The records below must be transcribed exactly. Do not include the pictures.

**RECORDS SUPPLIED:**
★ ★ ★
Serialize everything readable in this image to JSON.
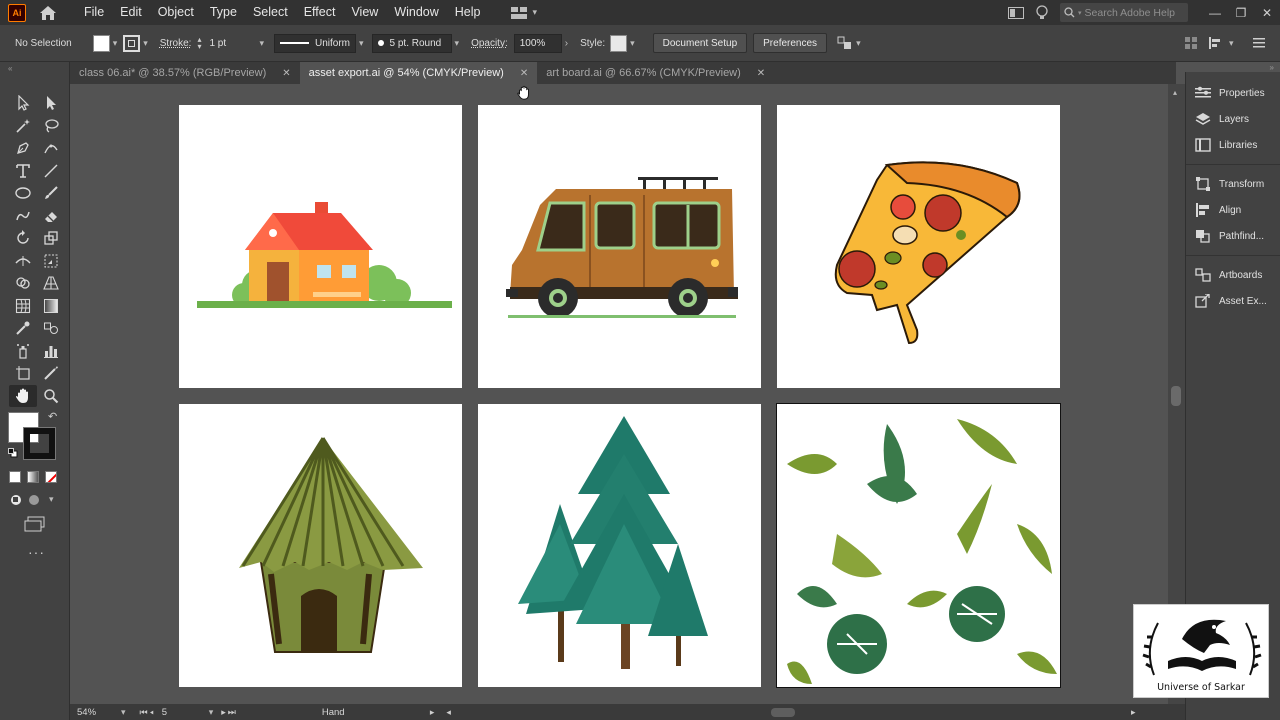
{
  "app": {
    "logo": "Ai"
  },
  "menus": [
    "File",
    "Edit",
    "Object",
    "Type",
    "Select",
    "Effect",
    "View",
    "Window",
    "Help"
  ],
  "search": {
    "placeholder": "Search Adobe Help"
  },
  "window_controls": [
    "—",
    "❐",
    "✕"
  ],
  "control": {
    "selection": "No Selection",
    "stroke_label": "Stroke:",
    "stroke_weight": "1 pt",
    "profile": "Uniform",
    "brush": "5 pt. Round",
    "opacity_label": "Opacity:",
    "opacity": "100%",
    "style_label": "Style:",
    "document_setup": "Document Setup",
    "preferences": "Preferences"
  },
  "tabs": [
    {
      "label": "class 06.ai* @ 38.57% (RGB/Preview)",
      "active": false
    },
    {
      "label": "asset export.ai @ 54% (CMYK/Preview)",
      "active": true
    },
    {
      "label": "art board.ai @ 66.67% (CMYK/Preview)",
      "active": false
    }
  ],
  "panels": [
    "Properties",
    "Layers",
    "Libraries",
    "Transform",
    "Align",
    "Pathfind...",
    "Artboards",
    "Asset Ex..."
  ],
  "status": {
    "zoom": "54%",
    "artboard": "5",
    "tool": "Hand"
  },
  "watermark": {
    "text": "Universe of Sarkar"
  },
  "colors": {
    "menubar": "#323232",
    "panel": "#424242",
    "canvas": "#535353",
    "accent": "#ff7c00"
  },
  "icons": {
    "tools": [
      "selection-tool-icon",
      "direct-selection-tool-icon",
      "magic-wand-tool-icon",
      "lasso-tool-icon",
      "pen-tool-icon",
      "curvature-tool-icon",
      "type-tool-icon",
      "line-tool-icon",
      "ellipse-tool-icon",
      "paintbrush-tool-icon",
      "shaper-tool-icon",
      "eraser-tool-icon",
      "rotate-tool-icon",
      "scale-tool-icon",
      "width-tool-icon",
      "free-transform-tool-icon",
      "shape-builder-tool-icon",
      "perspective-grid-tool-icon",
      "mesh-tool-icon",
      "gradient-tool-icon",
      "eyedropper-tool-icon",
      "blend-tool-icon",
      "symbol-sprayer-tool-icon",
      "column-graph-tool-icon",
      "artboard-tool-icon",
      "slice-tool-icon",
      "hand-tool-icon",
      "zoom-tool-icon"
    ]
  }
}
★ ★ ★
**EXERCISE ANSWER:**
Serialize everything readable in this image to JSON.
{
  "app": {
    "logo": "Ai"
  },
  "menus": [
    "File",
    "Edit",
    "Object",
    "Type",
    "Select",
    "Effect",
    "View",
    "Window",
    "Help"
  ],
  "search": {
    "placeholder": "Search Adobe Help"
  },
  "window_controls": [
    "—",
    "❐",
    "✕"
  ],
  "control": {
    "selection": "No Selection",
    "stroke_label": "Stroke:",
    "stroke_weight": "1 pt",
    "profile": "Uniform",
    "brush": "5 pt. Round",
    "opacity_label": "Opacity:",
    "opacity": "100%",
    "style_label": "Style:",
    "document_setup": "Document Setup",
    "preferences": "Preferences"
  },
  "tabs": [
    {
      "label": "class 06.ai* @ 38.57% (RGB/Preview)",
      "active": false
    },
    {
      "label": "asset export.ai @ 54% (CMYK/Preview)",
      "active": true
    },
    {
      "label": "art board.ai @ 66.67% (CMYK/Preview)",
      "active": false
    }
  ],
  "panels": [
    "Properties",
    "Layers",
    "Libraries",
    "Transform",
    "Align",
    "Pathfind...",
    "Artboards",
    "Asset Ex..."
  ],
  "status": {
    "zoom": "54%",
    "artboard": "5",
    "tool": "Hand"
  },
  "watermark": {
    "text": "Universe of Sarkar"
  },
  "colors": {
    "menubar": "#323232",
    "panel": "#424242",
    "canvas": "#535353",
    "accent": "#ff7c00"
  },
  "icons": {
    "tools": [
      "selection-tool-icon",
      "direct-selection-tool-icon",
      "magic-wand-tool-icon",
      "lasso-tool-icon",
      "pen-tool-icon",
      "curvature-tool-icon",
      "type-tool-icon",
      "line-tool-icon",
      "ellipse-tool-icon",
      "paintbrush-tool-icon",
      "shaper-tool-icon",
      "eraser-tool-icon",
      "rotate-tool-icon",
      "scale-tool-icon",
      "width-tool-icon",
      "free-transform-tool-icon",
      "shape-builder-tool-icon",
      "perspective-grid-tool-icon",
      "mesh-tool-icon",
      "gradient-tool-icon",
      "eyedropper-tool-icon",
      "blend-tool-icon",
      "symbol-sprayer-tool-icon",
      "column-graph-tool-icon",
      "artboard-tool-icon",
      "slice-tool-icon",
      "hand-tool-icon",
      "zoom-tool-icon"
    ]
  }
}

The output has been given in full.